What follows is a set of records, each of which is to be written out exactly.

::: Exercise data :::

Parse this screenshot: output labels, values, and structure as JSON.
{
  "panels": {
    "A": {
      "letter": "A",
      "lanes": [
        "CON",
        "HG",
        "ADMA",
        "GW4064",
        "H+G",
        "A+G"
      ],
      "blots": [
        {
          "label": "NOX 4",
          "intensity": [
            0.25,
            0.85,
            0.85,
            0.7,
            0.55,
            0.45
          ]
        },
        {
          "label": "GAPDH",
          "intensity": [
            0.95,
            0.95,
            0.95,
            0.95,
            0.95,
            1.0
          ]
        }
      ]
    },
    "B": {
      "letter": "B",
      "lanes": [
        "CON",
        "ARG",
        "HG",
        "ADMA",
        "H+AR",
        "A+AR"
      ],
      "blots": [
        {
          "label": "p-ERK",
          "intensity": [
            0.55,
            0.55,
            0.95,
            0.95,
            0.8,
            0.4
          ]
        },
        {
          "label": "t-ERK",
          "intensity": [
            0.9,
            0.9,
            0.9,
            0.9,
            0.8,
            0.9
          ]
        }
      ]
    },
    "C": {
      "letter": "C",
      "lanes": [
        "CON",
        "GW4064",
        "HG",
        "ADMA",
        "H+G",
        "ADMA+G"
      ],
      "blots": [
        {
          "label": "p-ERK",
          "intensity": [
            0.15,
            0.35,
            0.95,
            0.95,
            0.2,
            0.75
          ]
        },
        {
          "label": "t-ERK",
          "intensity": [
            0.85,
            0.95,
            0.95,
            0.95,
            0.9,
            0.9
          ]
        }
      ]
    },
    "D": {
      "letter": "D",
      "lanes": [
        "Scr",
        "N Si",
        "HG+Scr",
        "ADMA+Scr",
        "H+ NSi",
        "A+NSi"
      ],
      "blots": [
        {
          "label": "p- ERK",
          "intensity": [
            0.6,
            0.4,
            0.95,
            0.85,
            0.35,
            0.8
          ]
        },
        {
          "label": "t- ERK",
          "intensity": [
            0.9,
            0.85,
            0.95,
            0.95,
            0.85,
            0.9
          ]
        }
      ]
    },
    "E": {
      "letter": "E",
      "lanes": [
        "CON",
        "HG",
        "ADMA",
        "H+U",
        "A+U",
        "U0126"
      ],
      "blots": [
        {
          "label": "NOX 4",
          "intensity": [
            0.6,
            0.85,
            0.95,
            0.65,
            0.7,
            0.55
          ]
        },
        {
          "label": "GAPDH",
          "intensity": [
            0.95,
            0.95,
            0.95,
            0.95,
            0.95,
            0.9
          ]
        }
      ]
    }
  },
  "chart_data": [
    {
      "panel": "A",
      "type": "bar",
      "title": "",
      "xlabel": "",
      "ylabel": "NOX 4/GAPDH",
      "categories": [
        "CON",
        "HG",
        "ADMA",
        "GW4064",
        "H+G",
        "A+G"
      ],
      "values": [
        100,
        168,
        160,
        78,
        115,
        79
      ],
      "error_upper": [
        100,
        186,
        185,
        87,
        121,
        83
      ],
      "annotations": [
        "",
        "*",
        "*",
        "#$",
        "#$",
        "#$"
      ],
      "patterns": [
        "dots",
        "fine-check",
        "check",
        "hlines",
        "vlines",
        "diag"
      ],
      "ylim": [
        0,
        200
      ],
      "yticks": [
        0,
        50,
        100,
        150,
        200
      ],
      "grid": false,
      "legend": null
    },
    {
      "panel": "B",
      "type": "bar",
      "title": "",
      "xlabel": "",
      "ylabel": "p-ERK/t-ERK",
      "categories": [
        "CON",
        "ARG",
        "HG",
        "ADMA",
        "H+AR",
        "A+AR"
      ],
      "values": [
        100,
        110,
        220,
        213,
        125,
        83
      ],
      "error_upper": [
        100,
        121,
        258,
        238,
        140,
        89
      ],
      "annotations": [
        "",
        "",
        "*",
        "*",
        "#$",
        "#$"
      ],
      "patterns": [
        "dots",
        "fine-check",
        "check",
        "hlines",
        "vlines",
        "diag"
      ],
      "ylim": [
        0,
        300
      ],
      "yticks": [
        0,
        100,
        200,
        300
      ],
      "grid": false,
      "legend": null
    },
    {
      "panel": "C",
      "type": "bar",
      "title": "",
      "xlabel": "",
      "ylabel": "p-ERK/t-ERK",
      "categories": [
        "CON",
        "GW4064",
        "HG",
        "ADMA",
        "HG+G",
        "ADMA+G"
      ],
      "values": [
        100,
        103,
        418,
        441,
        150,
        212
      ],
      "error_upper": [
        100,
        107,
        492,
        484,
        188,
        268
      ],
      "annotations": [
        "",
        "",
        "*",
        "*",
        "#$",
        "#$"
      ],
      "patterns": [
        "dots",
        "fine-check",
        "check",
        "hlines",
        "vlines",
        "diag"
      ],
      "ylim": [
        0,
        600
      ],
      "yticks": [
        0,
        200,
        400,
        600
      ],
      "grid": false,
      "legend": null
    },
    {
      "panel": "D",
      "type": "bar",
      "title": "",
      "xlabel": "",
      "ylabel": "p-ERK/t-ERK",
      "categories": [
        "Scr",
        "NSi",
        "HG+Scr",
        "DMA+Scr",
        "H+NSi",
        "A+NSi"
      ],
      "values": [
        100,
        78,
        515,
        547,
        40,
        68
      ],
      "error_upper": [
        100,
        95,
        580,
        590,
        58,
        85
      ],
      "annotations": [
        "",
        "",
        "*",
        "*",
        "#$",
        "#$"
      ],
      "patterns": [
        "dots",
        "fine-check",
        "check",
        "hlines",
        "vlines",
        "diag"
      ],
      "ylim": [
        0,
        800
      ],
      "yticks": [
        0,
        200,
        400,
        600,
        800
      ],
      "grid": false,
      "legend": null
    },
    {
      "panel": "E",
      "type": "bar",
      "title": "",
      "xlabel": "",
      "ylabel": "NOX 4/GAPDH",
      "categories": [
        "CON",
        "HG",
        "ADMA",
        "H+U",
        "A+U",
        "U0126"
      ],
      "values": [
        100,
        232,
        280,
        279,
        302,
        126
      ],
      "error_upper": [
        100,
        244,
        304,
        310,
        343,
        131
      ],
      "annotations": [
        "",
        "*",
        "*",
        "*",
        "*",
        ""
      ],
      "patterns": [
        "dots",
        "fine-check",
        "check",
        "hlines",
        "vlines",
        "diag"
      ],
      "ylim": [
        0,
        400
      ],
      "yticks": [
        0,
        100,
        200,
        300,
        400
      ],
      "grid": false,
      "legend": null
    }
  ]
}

:::

◆ **Task result**
Parse this screenshot: output labels, values, and structure as JSON.
{
  "panels": {
    "A": {
      "letter": "A",
      "lanes": [
        "CON",
        "HG",
        "ADMA",
        "GW4064",
        "H+G",
        "A+G"
      ],
      "blots": [
        {
          "label": "NOX 4",
          "intensity": [
            0.25,
            0.85,
            0.85,
            0.7,
            0.55,
            0.45
          ]
        },
        {
          "label": "GAPDH",
          "intensity": [
            0.95,
            0.95,
            0.95,
            0.95,
            0.95,
            1.0
          ]
        }
      ]
    },
    "B": {
      "letter": "B",
      "lanes": [
        "CON",
        "ARG",
        "HG",
        "ADMA",
        "H+AR",
        "A+AR"
      ],
      "blots": [
        {
          "label": "p-ERK",
          "intensity": [
            0.55,
            0.55,
            0.95,
            0.95,
            0.8,
            0.4
          ]
        },
        {
          "label": "t-ERK",
          "intensity": [
            0.9,
            0.9,
            0.9,
            0.9,
            0.8,
            0.9
          ]
        }
      ]
    },
    "C": {
      "letter": "C",
      "lanes": [
        "CON",
        "GW4064",
        "HG",
        "ADMA",
        "H+G",
        "ADMA+G"
      ],
      "blots": [
        {
          "label": "p-ERK",
          "intensity": [
            0.15,
            0.35,
            0.95,
            0.95,
            0.2,
            0.75
          ]
        },
        {
          "label": "t-ERK",
          "intensity": [
            0.85,
            0.95,
            0.95,
            0.95,
            0.9,
            0.9
          ]
        }
      ]
    },
    "D": {
      "letter": "D",
      "lanes": [
        "Scr",
        "N Si",
        "HG+Scr",
        "ADMA+Scr",
        "H+ NSi",
        "A+NSi"
      ],
      "blots": [
        {
          "label": "p- ERK",
          "intensity": [
            0.6,
            0.4,
            0.95,
            0.85,
            0.35,
            0.8
          ]
        },
        {
          "label": "t- ERK",
          "intensity": [
            0.9,
            0.85,
            0.95,
            0.95,
            0.85,
            0.9
          ]
        }
      ]
    },
    "E": {
      "letter": "E",
      "lanes": [
        "CON",
        "HG",
        "ADMA",
        "H+U",
        "A+U",
        "U0126"
      ],
      "blots": [
        {
          "label": "NOX 4",
          "intensity": [
            0.6,
            0.85,
            0.95,
            0.65,
            0.7,
            0.55
          ]
        },
        {
          "label": "GAPDH",
          "intensity": [
            0.95,
            0.95,
            0.95,
            0.95,
            0.95,
            0.9
          ]
        }
      ]
    }
  },
  "chart_data": [
    {
      "panel": "A",
      "type": "bar",
      "title": "",
      "xlabel": "",
      "ylabel": "NOX 4/GAPDH",
      "categories": [
        "CON",
        "HG",
        "ADMA",
        "GW4064",
        "H+G",
        "A+G"
      ],
      "values": [
        100,
        168,
        160,
        78,
        115,
        79
      ],
      "error_upper": [
        100,
        186,
        185,
        87,
        121,
        83
      ],
      "annotations": [
        "",
        "*",
        "*",
        "#$",
        "#$",
        "#$"
      ],
      "patterns": [
        "dots",
        "fine-check",
        "check",
        "hlines",
        "vlines",
        "diag"
      ],
      "ylim": [
        0,
        200
      ],
      "yticks": [
        0,
        50,
        100,
        150,
        200
      ],
      "grid": false,
      "legend": null
    },
    {
      "panel": "B",
      "type": "bar",
      "title": "",
      "xlabel": "",
      "ylabel": "p-ERK/t-ERK",
      "categories": [
        "CON",
        "ARG",
        "HG",
        "ADMA",
        "H+AR",
        "A+AR"
      ],
      "values": [
        100,
        110,
        220,
        213,
        125,
        83
      ],
      "error_upper": [
        100,
        121,
        258,
        238,
        140,
        89
      ],
      "annotations": [
        "",
        "",
        "*",
        "*",
        "#$",
        "#$"
      ],
      "patterns": [
        "dots",
        "fine-check",
        "check",
        "hlines",
        "vlines",
        "diag"
      ],
      "ylim": [
        0,
        300
      ],
      "yticks": [
        0,
        100,
        200,
        300
      ],
      "grid": false,
      "legend": null
    },
    {
      "panel": "C",
      "type": "bar",
      "title": "",
      "xlabel": "",
      "ylabel": "p-ERK/t-ERK",
      "categories": [
        "CON",
        "GW4064",
        "HG",
        "ADMA",
        "HG+G",
        "ADMA+G"
      ],
      "values": [
        100,
        103,
        418,
        441,
        150,
        212
      ],
      "error_upper": [
        100,
        107,
        492,
        484,
        188,
        268
      ],
      "annotations": [
        "",
        "",
        "*",
        "*",
        "#$",
        "#$"
      ],
      "patterns": [
        "dots",
        "fine-check",
        "check",
        "hlines",
        "vlines",
        "diag"
      ],
      "ylim": [
        0,
        600
      ],
      "yticks": [
        0,
        200,
        400,
        600
      ],
      "grid": false,
      "legend": null
    },
    {
      "panel": "D",
      "type": "bar",
      "title": "",
      "xlabel": "",
      "ylabel": "p-ERK/t-ERK",
      "categories": [
        "Scr",
        "NSi",
        "HG+Scr",
        "DMA+Scr",
        "H+NSi",
        "A+NSi"
      ],
      "values": [
        100,
        78,
        515,
        547,
        40,
        68
      ],
      "error_upper": [
        100,
        95,
        580,
        590,
        58,
        85
      ],
      "annotations": [
        "",
        "",
        "*",
        "*",
        "#$",
        "#$"
      ],
      "patterns": [
        "dots",
        "fine-check",
        "check",
        "hlines",
        "vlines",
        "diag"
      ],
      "ylim": [
        0,
        800
      ],
      "yticks": [
        0,
        200,
        400,
        600,
        800
      ],
      "grid": false,
      "legend": null
    },
    {
      "panel": "E",
      "type": "bar",
      "title": "",
      "xlabel": "",
      "ylabel": "NOX 4/GAPDH",
      "categories": [
        "CON",
        "HG",
        "ADMA",
        "H+U",
        "A+U",
        "U0126"
      ],
      "values": [
        100,
        232,
        280,
        279,
        302,
        126
      ],
      "error_upper": [
        100,
        244,
        304,
        310,
        343,
        131
      ],
      "annotations": [
        "",
        "*",
        "*",
        "*",
        "*",
        ""
      ],
      "patterns": [
        "dots",
        "fine-check",
        "check",
        "hlines",
        "vlines",
        "diag"
      ],
      "ylim": [
        0,
        400
      ],
      "yticks": [
        0,
        100,
        200,
        300,
        400
      ],
      "grid": false,
      "legend": null
    }
  ]
}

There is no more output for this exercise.